> EXERCISE MATERIALS
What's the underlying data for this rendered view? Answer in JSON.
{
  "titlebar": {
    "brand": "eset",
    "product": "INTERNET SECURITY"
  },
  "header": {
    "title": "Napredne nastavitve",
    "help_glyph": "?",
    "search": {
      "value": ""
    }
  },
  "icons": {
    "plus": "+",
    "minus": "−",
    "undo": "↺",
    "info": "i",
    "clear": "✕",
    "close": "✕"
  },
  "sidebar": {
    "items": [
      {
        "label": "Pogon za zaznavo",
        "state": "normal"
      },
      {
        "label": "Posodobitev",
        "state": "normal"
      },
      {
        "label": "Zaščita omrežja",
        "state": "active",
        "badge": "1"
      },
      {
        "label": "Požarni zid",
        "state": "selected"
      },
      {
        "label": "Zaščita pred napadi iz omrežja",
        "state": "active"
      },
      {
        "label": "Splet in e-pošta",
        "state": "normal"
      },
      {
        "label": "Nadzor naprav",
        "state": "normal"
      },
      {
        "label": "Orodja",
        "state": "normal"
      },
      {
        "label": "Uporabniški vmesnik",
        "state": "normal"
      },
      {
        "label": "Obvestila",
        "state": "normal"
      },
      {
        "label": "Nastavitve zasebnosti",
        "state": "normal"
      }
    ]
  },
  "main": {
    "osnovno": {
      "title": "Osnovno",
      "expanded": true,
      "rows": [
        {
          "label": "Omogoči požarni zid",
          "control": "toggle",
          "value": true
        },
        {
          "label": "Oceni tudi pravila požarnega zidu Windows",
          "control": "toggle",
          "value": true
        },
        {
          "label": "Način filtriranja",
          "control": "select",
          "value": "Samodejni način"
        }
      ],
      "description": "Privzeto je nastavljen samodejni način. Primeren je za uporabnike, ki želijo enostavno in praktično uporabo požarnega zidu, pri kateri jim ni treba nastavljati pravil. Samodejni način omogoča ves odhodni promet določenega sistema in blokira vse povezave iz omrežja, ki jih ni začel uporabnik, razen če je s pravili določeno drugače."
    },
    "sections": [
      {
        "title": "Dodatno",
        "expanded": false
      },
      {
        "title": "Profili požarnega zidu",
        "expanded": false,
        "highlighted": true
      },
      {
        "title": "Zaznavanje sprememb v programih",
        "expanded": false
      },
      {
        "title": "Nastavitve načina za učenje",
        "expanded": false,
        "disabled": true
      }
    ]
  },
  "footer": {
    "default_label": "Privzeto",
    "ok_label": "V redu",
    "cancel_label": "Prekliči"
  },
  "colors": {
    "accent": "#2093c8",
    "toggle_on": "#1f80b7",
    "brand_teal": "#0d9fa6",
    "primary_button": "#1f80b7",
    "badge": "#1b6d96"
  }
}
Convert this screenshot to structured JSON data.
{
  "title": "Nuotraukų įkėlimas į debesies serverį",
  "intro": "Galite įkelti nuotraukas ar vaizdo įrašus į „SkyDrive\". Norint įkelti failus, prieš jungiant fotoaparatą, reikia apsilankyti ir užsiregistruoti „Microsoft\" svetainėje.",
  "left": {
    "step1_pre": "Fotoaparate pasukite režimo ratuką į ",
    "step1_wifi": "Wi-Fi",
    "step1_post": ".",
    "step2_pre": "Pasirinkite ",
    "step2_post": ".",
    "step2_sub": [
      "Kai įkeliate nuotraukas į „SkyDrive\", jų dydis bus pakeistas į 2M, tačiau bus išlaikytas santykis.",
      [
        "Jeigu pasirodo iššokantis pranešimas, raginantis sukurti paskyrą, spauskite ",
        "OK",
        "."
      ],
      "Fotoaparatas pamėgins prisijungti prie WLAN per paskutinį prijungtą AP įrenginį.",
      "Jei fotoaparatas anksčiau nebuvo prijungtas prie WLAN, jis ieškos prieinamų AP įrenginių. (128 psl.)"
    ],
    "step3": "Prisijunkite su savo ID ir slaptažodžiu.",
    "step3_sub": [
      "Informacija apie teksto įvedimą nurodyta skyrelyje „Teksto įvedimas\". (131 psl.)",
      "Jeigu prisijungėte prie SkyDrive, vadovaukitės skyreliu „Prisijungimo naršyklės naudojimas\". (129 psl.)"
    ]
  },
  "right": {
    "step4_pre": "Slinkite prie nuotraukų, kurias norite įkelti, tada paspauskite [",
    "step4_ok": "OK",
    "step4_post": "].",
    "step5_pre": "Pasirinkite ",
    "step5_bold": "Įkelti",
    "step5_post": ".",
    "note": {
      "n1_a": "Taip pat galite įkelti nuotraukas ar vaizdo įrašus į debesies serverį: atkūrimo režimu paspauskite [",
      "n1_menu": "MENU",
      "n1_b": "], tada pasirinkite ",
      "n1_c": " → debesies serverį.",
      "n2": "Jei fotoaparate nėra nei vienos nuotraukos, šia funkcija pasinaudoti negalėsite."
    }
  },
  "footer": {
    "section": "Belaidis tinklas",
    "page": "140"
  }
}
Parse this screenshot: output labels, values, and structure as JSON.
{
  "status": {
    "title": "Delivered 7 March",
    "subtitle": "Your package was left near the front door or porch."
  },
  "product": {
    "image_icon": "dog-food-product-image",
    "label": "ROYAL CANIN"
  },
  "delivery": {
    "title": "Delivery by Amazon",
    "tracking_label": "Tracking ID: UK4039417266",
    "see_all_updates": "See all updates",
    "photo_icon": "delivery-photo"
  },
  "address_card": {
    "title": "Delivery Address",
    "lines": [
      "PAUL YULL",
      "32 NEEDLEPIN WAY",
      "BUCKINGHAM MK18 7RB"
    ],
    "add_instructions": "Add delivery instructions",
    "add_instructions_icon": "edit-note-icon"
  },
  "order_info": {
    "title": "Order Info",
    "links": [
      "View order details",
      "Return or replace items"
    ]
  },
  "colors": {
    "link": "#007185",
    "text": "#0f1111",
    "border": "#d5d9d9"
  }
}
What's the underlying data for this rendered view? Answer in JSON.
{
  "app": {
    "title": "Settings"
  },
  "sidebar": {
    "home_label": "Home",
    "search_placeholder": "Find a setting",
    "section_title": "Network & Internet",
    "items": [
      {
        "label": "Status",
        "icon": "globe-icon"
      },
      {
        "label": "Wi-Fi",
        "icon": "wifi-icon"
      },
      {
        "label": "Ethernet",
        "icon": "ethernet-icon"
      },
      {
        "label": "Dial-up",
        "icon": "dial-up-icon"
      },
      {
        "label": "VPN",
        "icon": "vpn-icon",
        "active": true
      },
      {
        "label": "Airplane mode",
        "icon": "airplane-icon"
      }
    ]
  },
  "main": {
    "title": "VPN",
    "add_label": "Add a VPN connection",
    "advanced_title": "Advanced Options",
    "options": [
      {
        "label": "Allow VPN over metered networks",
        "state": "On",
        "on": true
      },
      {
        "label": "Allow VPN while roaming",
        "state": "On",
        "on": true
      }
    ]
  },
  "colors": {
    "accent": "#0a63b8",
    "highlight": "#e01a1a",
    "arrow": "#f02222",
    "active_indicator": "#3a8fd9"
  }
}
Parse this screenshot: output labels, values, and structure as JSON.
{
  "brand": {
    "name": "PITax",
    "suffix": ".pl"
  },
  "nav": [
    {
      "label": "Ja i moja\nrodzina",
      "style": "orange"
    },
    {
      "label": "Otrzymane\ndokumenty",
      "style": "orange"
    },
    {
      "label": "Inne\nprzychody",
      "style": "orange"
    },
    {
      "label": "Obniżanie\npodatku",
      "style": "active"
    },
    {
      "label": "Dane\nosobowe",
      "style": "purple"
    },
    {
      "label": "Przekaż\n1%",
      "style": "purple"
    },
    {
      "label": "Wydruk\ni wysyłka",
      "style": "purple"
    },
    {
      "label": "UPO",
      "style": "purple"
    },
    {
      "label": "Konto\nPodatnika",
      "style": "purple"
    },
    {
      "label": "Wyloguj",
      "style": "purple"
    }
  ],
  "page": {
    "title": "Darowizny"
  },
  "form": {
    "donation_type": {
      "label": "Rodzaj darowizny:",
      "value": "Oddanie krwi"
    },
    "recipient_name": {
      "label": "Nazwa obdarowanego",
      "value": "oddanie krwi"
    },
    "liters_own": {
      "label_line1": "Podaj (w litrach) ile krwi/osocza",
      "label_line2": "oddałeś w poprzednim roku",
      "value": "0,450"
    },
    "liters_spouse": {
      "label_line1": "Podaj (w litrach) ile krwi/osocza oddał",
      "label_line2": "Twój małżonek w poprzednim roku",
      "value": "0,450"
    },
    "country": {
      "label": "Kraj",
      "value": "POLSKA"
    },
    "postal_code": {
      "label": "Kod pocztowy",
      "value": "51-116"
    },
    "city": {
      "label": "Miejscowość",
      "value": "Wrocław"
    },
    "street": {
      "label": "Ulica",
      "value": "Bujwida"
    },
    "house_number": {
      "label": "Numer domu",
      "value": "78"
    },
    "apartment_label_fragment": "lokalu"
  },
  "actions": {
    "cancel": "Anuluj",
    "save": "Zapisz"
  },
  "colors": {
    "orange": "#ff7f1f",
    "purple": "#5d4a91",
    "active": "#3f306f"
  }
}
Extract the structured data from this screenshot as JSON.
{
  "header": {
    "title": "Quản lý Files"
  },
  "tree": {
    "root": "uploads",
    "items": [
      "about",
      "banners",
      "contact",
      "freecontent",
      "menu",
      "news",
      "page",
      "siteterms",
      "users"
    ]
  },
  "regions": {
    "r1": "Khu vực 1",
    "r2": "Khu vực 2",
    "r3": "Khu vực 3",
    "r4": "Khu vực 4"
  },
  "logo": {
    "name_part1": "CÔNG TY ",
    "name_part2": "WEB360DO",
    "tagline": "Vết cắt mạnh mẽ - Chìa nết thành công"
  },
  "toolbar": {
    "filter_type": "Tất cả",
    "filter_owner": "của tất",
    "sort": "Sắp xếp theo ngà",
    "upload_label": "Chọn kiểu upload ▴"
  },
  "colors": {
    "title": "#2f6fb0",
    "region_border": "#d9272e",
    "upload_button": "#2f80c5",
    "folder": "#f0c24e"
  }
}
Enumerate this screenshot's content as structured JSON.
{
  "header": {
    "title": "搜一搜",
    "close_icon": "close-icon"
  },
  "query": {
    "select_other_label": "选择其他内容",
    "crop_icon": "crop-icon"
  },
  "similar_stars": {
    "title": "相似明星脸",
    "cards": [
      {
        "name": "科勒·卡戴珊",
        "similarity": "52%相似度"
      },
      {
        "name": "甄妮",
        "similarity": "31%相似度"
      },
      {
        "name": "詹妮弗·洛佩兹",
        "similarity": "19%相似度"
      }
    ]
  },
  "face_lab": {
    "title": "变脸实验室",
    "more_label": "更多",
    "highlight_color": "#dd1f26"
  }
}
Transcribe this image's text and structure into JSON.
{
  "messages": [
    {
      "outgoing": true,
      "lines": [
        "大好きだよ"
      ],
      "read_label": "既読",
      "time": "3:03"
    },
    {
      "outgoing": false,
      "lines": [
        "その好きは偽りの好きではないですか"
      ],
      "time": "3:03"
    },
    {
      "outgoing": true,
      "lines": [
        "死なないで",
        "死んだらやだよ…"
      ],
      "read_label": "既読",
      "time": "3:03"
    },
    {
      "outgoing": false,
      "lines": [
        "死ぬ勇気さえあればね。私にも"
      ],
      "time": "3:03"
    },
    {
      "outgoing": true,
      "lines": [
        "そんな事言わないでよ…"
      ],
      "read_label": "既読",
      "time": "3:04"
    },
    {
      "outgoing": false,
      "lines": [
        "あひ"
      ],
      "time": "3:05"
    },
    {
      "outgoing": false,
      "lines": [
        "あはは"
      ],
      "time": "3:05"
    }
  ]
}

> TASK PROMPT
In the lines above, find each one with "Zaščita" and list it.

> RESULT OF THE TASK
        "label": "Zaščita omrežja",
        "label": "Zaščita pred napadi iz omrežja",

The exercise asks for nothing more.